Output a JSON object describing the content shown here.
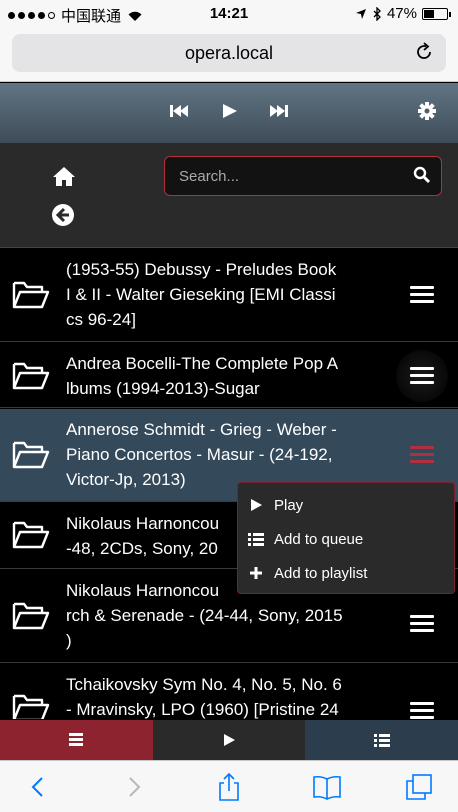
{
  "status_bar": {
    "carrier": "中国联通",
    "time": "14:21",
    "battery": "47%",
    "battery_level": 0.47
  },
  "url_bar": {
    "url": "opera.local",
    "reload_icon": "reload-icon"
  },
  "player": {
    "prev_icon": "skip-back-icon",
    "play_icon": "play-icon",
    "next_icon": "skip-forward-icon",
    "settings_icon": "gear-icon"
  },
  "nav": {
    "home_icon": "home-icon",
    "back_icon": "back-arrow-icon",
    "search_placeholder": "Search...",
    "search_value": ""
  },
  "list": {
    "items": [
      {
        "title": "(1953-55) Debussy - Preludes Book\nI & II - Walter Gieseking [EMI Classi\ncs 96-24]"
      },
      {
        "title": "Andrea Bocelli-The Complete Pop A\nlbums (1994-2013)-Sugar"
      },
      {
        "title": "Annerose Schmidt - Grieg - Weber -\nPiano Concertos - Masur - (24-192,\nVictor-Jp, 2013)"
      },
      {
        "title": "Nikolaus Harnoncou\n-48, 2CDs, Sony, 20"
      },
      {
        "title": "Nikolaus Harnoncou\nrch & Serenade - (24-44, Sony, 2015\n)"
      },
      {
        "title": "Tchaikovsky Sym No. 4, No. 5, No. 6\n- Mravinsky, LPO (1960) [Pristine 24"
      }
    ]
  },
  "context_menu": {
    "items": [
      {
        "label": "Play",
        "icon": "play-icon"
      },
      {
        "label": "Add to queue",
        "icon": "list-icon"
      },
      {
        "label": "Add to playlist",
        "icon": "plus-icon"
      }
    ]
  },
  "bottom_tabs": [
    {
      "icon": "library-icon"
    },
    {
      "icon": "play-icon"
    },
    {
      "icon": "queue-list-icon"
    }
  ],
  "safari_toolbar": {
    "back": "back-chevron-icon",
    "forward": "forward-chevron-icon",
    "share": "share-icon",
    "bookmarks": "bookmarks-icon",
    "tabs": "tabs-icon"
  },
  "colors": {
    "accent_red": "#8e2330",
    "selected_row": "#34495a",
    "header": "#3e4c58",
    "ios_blue": "#007aff"
  }
}
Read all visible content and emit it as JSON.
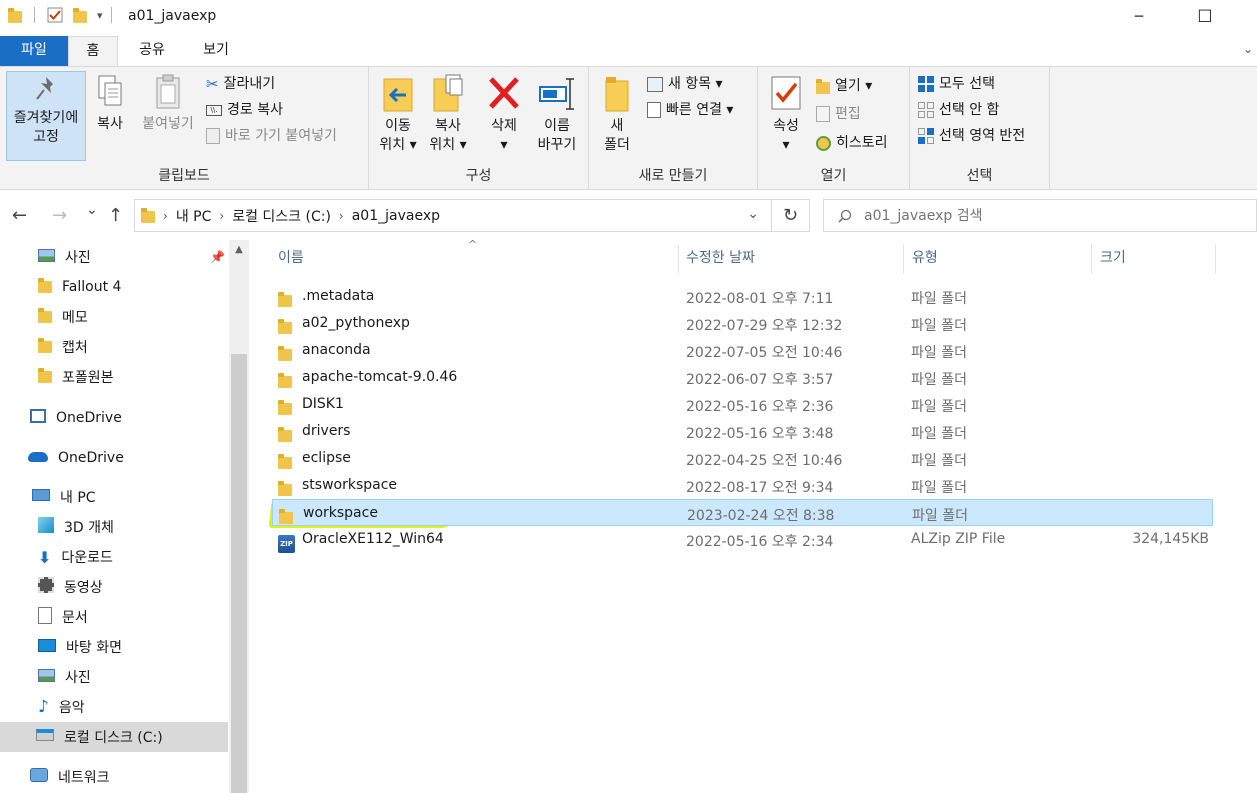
{
  "window": {
    "title": "a01_javaexp",
    "minimize_label": "─",
    "maximize_label": "☐"
  },
  "quick_access": {
    "dropdown_label": "▾"
  },
  "tabs": [
    {
      "label": "파일"
    },
    {
      "label": "홈"
    },
    {
      "label": "공유"
    },
    {
      "label": "보기"
    }
  ],
  "help_chevron": "⌄",
  "ribbon": {
    "clipboard": {
      "label": "클립보드",
      "pin_line1": "즐겨찾기에",
      "pin_line2": "고정",
      "copy": "복사",
      "paste": "붙여넣기",
      "cut": "잘라내기",
      "copy_path": "경로 복사",
      "paste_shortcut": "바로 가기 붙여넣기"
    },
    "organize": {
      "label": "구성",
      "move_line1": "이동",
      "move_line2": "위치 ▾",
      "copyto_line1": "복사",
      "copyto_line2": "위치 ▾",
      "delete_line1": "삭제",
      "delete_line2": "▾",
      "rename_line1": "이름",
      "rename_line2": "바꾸기"
    },
    "new": {
      "label": "새로 만들기",
      "folder_line1": "새",
      "folder_line2": "폴더",
      "new_item": "새 항목 ▾",
      "easy_access": "빠른 연결 ▾"
    },
    "open": {
      "label": "열기",
      "props_line1": "속성",
      "props_line2": "▾",
      "open": "열기 ▾",
      "edit": "편집",
      "history": "히스토리"
    },
    "select": {
      "label": "선택",
      "select_all": "모두 선택",
      "select_none": "선택 안 함",
      "invert": "선택 영역 반전"
    }
  },
  "navigation": {
    "back": "←",
    "forward": "→",
    "recent": "⌄",
    "up": "↑",
    "breadcrumb": [
      "내 PC",
      "로컬 디스크 (C:)",
      "a01_javaexp"
    ],
    "crumb_sep": "›",
    "dropdown": "⌄",
    "refresh": "↻",
    "search_placeholder": "a01_javaexp 검색"
  },
  "sidebar": {
    "scroll_up": "▲",
    "items": [
      {
        "label": "사진",
        "icon": "pictures-icon"
      },
      {
        "label": "Fallout 4",
        "icon": "folder-icon"
      },
      {
        "label": "메모",
        "icon": "folder-icon"
      },
      {
        "label": "캡처",
        "icon": "folder-icon"
      },
      {
        "label": "포폴원본",
        "icon": "folder-icon"
      },
      {
        "label": "OneDrive",
        "icon": "onedrive-square-icon"
      },
      {
        "label": "OneDrive",
        "icon": "cloud-icon"
      },
      {
        "label": "내 PC",
        "icon": "pc-icon"
      },
      {
        "label": "3D 개체",
        "icon": "cube-icon"
      },
      {
        "label": "다운로드",
        "icon": "download-icon"
      },
      {
        "label": "동영상",
        "icon": "video-icon"
      },
      {
        "label": "문서",
        "icon": "document-icon"
      },
      {
        "label": "바탕 화면",
        "icon": "desktop-icon"
      },
      {
        "label": "사진",
        "icon": "pictures-icon"
      },
      {
        "label": "음악",
        "icon": "music-icon"
      },
      {
        "label": "로컬 디스크 (C:)",
        "icon": "drive-icon"
      },
      {
        "label": "네트워크",
        "icon": "network-icon"
      }
    ]
  },
  "columns": {
    "name": "이름",
    "date": "수정한 날짜",
    "type": "유형",
    "size": "크기",
    "sort_indicator": "^"
  },
  "files": [
    {
      "name": ".metadata",
      "date": "2022-08-01 오후 7:11",
      "type": "파일 폴더",
      "size": ""
    },
    {
      "name": "a02_pythonexp",
      "date": "2022-07-29 오후 12:32",
      "type": "파일 폴더",
      "size": ""
    },
    {
      "name": "anaconda",
      "date": "2022-07-05 오전 10:46",
      "type": "파일 폴더",
      "size": ""
    },
    {
      "name": "apache-tomcat-9.0.46",
      "date": "2022-06-07 오후 3:57",
      "type": "파일 폴더",
      "size": ""
    },
    {
      "name": "DISK1",
      "date": "2022-05-16 오후 2:36",
      "type": "파일 폴더",
      "size": ""
    },
    {
      "name": "drivers",
      "date": "2022-05-16 오후 3:48",
      "type": "파일 폴더",
      "size": ""
    },
    {
      "name": "eclipse",
      "date": "2022-04-25 오전 10:46",
      "type": "파일 폴더",
      "size": ""
    },
    {
      "name": "stsworkspace",
      "date": "2022-08-17 오전 9:34",
      "type": "파일 폴더",
      "size": ""
    },
    {
      "name": "workspace",
      "date": "2023-02-24 오전 8:38",
      "type": "파일 폴더",
      "size": ""
    },
    {
      "name": "OracleXE112_Win64",
      "date": "2022-05-16 오후 2:34",
      "type": "ALZip ZIP File",
      "size": "324,145KB"
    }
  ],
  "zip_badge": "ZIP",
  "colors": {
    "accent": "#1a6fc4",
    "selection": "#cce8ff",
    "highlighter": "#d9f200",
    "folder": "#f1c54a"
  }
}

────

:: DIRECTIVE ::
Collect the lines of the data that carry the word "Harnoncou".

:: EXERCISE SOLUTION ::
        "title": "Nikolaus Harnoncou\n-48, 2CDs, Sony, 20"
        "title": "Nikolaus Harnoncou\nrch & Serenade - (24-44, Sony, 2015\n)"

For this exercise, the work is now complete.